— Start of Material for the task —

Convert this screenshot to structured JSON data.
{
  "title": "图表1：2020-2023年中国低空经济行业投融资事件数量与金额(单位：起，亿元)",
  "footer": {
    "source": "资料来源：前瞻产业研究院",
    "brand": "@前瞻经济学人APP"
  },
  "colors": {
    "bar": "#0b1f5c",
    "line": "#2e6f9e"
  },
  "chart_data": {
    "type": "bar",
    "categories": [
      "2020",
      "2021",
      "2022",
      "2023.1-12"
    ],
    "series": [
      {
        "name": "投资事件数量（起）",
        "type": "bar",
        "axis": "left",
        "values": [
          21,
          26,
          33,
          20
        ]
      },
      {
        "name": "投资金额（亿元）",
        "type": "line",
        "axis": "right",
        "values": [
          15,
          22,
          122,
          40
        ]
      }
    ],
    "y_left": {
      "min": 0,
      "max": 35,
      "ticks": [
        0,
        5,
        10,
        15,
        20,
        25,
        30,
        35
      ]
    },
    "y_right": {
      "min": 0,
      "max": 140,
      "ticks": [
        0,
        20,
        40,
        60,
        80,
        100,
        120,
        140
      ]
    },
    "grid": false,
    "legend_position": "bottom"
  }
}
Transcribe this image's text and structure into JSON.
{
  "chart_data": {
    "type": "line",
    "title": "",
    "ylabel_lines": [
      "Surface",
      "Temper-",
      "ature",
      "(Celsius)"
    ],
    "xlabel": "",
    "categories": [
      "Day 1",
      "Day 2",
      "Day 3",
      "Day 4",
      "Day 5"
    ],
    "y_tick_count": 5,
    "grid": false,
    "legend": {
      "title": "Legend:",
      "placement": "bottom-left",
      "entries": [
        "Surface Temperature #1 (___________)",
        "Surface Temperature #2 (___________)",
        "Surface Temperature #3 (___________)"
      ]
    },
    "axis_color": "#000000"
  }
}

— End of Material for the task —

§ Work to complete: Through the last line of the entries above, beginning at the line containing "Transcribe this image's", transcribe each line exactly, both ends included and nothing more.

§ Full answer:
Transcribe this image's text and structure into JSON.
{
  "chart_data": {
    "type": "line",
    "title": "",
    "ylabel_lines": [
      "Surface",
      "Temper-",
      "ature",
      "(Celsius)"
    ],
    "xlabel": "",
    "categories": [
      "Day 1",
      "Day 2",
      "Day 3",
      "Day 4",
      "Day 5"
    ],
    "y_tick_count": 5,
    "grid": false,
    "legend": {
      "title": "Legend:",
      "placement": "bottom-left",
      "entries": [
        "Surface Temperature #1 (___________)",
        "Surface Temperature #2 (___________)",
        "Surface Temperature #3 (___________)"
      ]
    },
    "axis_color": "#000000"
  }
}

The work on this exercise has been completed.